>>>>
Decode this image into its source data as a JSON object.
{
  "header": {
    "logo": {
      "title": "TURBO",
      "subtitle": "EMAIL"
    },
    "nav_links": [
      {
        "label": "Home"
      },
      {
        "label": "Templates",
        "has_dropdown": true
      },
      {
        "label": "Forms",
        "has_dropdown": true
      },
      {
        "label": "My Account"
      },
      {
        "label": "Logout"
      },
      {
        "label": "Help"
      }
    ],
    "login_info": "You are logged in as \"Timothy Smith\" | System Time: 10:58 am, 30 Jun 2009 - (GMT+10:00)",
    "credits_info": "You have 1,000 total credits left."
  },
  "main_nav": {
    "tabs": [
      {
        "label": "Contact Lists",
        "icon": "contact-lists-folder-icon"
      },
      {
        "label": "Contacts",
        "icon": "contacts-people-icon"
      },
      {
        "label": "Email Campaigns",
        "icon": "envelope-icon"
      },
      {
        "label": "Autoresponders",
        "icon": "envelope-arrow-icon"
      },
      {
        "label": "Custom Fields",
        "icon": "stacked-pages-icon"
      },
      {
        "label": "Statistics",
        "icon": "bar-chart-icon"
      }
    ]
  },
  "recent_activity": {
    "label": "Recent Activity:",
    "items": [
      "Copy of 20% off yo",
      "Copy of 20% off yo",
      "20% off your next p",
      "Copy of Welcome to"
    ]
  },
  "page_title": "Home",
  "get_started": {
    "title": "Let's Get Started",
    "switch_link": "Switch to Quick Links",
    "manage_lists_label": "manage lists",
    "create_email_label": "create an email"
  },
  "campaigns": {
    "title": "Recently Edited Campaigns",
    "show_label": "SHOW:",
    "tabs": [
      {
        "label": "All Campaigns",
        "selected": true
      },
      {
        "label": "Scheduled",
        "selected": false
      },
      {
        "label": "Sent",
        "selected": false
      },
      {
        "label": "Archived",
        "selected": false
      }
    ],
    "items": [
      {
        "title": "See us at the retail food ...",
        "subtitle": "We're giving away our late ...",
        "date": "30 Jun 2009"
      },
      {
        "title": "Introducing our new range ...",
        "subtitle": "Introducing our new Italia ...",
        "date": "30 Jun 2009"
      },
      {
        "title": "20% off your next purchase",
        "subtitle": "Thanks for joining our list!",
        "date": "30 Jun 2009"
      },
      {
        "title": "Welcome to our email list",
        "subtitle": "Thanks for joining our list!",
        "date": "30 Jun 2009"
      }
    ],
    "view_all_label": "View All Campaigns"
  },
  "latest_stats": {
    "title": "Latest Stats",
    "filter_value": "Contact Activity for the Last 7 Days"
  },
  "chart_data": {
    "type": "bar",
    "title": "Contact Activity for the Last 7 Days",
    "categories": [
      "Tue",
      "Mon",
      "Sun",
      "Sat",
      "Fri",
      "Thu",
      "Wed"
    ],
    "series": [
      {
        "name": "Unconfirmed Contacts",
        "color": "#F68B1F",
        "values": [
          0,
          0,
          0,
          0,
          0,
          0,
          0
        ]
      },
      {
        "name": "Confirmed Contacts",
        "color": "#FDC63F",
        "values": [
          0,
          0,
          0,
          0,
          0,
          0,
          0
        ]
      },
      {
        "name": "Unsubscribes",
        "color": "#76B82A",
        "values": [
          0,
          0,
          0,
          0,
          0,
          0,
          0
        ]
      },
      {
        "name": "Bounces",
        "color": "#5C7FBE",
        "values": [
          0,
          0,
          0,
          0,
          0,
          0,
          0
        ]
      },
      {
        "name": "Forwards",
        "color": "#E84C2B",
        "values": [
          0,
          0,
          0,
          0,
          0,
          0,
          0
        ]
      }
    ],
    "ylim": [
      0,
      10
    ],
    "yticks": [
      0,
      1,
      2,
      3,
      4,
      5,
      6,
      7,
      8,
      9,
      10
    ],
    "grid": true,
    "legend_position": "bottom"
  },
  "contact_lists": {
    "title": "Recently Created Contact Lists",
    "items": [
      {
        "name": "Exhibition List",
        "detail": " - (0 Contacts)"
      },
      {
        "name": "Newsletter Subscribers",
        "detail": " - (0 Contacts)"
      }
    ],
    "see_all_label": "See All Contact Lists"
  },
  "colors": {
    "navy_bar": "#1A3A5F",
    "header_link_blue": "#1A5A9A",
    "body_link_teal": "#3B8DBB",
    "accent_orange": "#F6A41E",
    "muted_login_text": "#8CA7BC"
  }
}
<<<<
TASK TO CARRY OUT — In the records, locate each line holding the string "envelope" and copy it.

RESPONSE TO THIS EXERCISE —
        "icon": "envelope-icon"
        "icon": "envelope-arrow-icon"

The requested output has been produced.